• WRITTEN INSTRUCTION: Check each line of the data below for the word "JSON", then extract the ones that have it.

***

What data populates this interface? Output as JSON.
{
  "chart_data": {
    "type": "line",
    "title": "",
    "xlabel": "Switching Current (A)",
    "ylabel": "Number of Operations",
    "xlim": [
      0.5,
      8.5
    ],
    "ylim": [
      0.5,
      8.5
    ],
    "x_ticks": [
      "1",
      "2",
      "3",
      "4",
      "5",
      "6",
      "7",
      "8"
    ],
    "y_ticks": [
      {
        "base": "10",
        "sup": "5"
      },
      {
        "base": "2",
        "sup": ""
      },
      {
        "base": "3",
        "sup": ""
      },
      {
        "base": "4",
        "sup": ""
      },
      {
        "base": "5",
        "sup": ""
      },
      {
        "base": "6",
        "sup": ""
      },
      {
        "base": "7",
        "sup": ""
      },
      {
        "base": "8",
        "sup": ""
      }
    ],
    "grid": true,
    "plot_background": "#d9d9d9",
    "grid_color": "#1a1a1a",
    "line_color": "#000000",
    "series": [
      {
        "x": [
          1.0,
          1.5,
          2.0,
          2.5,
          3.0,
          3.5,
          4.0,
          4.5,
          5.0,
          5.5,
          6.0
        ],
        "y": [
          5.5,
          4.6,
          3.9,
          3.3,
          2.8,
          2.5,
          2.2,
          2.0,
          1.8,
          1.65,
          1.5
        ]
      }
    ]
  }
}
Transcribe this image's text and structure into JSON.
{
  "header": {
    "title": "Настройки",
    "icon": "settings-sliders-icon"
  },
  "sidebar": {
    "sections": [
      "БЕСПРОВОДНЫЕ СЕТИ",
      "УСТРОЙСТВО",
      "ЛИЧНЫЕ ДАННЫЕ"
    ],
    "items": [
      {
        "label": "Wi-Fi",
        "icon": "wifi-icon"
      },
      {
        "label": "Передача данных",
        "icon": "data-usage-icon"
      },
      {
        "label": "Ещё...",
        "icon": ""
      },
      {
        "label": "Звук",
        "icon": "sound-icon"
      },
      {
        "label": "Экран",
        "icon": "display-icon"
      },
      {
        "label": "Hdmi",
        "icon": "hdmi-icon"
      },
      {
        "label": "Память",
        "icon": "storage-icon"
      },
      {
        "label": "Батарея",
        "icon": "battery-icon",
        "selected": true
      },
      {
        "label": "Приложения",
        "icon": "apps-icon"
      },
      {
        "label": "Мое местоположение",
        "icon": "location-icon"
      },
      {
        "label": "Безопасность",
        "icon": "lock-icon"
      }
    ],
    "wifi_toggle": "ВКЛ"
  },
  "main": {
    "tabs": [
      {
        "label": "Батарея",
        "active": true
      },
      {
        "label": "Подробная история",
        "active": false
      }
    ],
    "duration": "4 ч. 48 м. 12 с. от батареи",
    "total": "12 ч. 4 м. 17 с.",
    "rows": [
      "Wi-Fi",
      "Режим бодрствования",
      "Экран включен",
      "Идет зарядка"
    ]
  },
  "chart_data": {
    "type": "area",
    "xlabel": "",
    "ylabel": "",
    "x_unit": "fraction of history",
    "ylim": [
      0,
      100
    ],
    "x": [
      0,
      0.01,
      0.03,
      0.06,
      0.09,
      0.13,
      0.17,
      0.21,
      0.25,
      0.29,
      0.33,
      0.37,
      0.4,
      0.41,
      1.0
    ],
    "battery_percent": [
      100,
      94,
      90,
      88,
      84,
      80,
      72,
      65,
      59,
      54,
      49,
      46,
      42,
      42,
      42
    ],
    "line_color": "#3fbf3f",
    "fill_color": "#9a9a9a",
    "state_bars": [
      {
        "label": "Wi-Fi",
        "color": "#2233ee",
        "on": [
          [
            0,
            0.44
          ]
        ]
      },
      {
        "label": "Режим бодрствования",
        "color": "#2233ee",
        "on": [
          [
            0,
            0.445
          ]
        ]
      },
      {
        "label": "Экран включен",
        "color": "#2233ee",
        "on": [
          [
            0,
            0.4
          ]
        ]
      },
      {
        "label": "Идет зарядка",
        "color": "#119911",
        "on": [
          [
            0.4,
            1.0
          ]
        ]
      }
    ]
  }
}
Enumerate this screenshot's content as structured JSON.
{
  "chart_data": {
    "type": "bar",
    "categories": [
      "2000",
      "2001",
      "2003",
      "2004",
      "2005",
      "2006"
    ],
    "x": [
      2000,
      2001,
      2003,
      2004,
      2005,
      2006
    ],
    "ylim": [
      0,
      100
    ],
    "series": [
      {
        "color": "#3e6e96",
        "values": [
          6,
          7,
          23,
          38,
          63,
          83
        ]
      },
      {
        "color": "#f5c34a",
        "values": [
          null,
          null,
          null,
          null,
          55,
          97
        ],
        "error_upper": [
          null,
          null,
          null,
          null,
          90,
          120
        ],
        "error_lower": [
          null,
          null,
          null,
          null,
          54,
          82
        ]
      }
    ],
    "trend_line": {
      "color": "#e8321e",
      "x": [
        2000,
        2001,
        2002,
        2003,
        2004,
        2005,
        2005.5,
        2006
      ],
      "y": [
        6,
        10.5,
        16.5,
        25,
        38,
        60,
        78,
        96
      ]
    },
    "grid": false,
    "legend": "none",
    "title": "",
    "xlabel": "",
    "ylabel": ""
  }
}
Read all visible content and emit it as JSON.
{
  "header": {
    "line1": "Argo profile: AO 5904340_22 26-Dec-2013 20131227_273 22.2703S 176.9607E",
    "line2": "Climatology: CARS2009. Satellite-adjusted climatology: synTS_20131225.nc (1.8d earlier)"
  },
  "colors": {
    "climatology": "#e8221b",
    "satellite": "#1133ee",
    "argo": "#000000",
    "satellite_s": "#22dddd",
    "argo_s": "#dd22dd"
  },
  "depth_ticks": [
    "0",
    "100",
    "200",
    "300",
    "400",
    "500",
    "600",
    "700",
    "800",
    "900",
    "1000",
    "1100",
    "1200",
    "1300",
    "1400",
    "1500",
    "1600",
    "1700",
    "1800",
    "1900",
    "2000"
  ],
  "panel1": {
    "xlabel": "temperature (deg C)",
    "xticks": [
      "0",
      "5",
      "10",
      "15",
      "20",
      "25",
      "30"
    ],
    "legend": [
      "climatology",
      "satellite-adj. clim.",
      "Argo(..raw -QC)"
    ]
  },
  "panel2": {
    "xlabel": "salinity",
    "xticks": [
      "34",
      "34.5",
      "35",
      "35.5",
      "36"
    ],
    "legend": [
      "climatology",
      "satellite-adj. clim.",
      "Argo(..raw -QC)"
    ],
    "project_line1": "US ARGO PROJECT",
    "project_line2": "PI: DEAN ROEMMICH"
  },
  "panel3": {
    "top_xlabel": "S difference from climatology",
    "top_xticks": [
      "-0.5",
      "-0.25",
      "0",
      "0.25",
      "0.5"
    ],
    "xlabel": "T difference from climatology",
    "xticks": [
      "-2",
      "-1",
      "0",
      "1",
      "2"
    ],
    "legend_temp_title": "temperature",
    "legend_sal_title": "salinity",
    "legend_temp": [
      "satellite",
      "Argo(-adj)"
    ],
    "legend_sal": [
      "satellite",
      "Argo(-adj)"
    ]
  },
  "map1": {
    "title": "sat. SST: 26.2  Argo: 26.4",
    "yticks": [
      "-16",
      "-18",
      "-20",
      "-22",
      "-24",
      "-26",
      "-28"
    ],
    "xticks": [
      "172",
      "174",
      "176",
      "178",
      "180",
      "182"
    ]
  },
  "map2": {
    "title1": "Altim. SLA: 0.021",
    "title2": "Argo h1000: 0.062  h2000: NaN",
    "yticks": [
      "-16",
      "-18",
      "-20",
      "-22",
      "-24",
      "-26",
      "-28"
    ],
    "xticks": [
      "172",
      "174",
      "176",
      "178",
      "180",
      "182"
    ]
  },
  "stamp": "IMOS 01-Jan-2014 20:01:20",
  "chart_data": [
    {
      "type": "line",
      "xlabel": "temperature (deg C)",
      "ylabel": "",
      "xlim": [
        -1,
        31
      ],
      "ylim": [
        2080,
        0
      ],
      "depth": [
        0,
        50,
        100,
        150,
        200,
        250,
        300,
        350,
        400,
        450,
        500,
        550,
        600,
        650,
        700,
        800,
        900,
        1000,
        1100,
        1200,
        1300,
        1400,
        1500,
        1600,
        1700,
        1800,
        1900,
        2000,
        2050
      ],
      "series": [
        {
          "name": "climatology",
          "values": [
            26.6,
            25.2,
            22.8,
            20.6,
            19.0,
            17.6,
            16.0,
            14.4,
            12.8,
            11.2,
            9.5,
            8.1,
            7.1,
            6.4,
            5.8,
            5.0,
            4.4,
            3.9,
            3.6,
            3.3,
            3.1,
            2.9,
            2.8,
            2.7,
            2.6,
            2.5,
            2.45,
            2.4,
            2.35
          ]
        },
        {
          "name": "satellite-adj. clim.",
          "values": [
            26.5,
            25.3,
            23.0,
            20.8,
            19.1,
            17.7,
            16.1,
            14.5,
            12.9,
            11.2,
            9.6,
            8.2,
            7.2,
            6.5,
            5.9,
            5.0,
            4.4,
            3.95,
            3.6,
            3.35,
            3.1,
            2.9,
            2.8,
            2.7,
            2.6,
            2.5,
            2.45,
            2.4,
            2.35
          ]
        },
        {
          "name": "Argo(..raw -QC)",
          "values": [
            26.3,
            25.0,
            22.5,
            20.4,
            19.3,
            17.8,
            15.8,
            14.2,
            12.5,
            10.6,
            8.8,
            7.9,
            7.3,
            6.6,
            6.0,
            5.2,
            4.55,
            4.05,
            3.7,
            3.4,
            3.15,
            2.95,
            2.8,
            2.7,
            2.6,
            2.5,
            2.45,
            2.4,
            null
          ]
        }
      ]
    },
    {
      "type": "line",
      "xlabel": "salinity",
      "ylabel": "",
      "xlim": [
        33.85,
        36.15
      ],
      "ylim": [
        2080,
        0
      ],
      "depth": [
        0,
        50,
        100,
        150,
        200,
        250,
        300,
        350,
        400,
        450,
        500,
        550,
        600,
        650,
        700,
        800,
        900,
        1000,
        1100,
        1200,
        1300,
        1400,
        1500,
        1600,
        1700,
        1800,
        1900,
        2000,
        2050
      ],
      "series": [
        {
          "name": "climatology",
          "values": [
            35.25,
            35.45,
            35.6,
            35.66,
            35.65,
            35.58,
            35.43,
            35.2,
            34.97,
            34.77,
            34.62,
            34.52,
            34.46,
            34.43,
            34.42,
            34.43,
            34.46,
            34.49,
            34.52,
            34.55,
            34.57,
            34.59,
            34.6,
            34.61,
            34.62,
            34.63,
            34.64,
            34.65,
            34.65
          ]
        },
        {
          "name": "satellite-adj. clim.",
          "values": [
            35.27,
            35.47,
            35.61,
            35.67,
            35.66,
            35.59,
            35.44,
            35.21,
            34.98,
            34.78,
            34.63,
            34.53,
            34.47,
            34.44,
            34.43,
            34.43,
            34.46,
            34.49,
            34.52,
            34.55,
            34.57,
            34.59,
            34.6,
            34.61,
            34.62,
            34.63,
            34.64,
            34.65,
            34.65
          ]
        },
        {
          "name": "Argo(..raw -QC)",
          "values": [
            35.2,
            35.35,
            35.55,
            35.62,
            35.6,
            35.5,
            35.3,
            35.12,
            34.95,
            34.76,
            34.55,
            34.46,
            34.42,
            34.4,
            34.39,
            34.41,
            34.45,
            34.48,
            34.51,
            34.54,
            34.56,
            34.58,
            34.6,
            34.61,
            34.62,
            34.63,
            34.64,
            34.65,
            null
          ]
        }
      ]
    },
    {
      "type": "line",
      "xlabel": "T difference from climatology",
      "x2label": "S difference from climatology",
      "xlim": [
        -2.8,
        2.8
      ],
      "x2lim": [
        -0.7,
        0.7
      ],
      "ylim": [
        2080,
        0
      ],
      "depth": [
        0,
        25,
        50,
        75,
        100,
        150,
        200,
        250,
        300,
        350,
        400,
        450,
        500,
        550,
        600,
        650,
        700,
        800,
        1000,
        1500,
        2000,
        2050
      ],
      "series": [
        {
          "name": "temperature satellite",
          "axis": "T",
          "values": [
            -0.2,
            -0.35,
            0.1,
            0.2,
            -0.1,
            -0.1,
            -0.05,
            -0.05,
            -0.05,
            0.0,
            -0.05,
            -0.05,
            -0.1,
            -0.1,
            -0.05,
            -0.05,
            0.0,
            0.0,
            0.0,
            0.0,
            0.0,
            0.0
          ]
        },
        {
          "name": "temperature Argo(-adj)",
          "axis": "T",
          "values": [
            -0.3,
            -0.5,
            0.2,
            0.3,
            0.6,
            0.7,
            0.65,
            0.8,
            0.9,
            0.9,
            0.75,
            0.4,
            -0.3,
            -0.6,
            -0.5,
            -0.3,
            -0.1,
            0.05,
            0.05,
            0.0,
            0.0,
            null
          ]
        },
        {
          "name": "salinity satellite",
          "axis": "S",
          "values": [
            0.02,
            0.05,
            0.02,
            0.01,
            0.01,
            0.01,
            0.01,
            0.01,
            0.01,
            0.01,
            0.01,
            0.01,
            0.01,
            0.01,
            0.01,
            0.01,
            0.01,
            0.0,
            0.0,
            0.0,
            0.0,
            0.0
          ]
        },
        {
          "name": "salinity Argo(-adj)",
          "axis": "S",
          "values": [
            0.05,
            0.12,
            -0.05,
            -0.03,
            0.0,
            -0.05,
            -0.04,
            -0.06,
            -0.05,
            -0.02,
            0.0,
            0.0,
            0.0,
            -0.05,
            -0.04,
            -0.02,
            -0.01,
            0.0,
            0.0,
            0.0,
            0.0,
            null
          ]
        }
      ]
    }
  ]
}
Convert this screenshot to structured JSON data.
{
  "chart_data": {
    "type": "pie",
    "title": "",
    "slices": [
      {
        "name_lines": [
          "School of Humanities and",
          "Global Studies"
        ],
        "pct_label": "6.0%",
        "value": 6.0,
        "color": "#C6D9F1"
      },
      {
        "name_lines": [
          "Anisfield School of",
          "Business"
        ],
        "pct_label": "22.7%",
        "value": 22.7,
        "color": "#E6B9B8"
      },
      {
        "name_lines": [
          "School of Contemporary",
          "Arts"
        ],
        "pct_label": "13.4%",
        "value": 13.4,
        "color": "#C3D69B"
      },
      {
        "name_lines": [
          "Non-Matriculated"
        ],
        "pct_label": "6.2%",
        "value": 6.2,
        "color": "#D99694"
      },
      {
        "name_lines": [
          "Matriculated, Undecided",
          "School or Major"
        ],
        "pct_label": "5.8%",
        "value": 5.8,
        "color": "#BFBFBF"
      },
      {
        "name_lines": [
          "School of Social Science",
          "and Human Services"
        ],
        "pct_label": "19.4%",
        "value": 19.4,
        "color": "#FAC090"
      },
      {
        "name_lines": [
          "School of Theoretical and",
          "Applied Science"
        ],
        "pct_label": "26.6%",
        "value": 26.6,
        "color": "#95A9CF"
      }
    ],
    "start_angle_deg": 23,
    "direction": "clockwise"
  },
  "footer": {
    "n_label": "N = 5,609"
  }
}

***

• THE RESPONSE:
What data populates this interface? Output as JSON.
Transcribe this image's text and structure into JSON.
Enumerate this screenshot's content as structured JSON.
Read all visible content and emit it as JSON.
Convert this screenshot to structured JSON data.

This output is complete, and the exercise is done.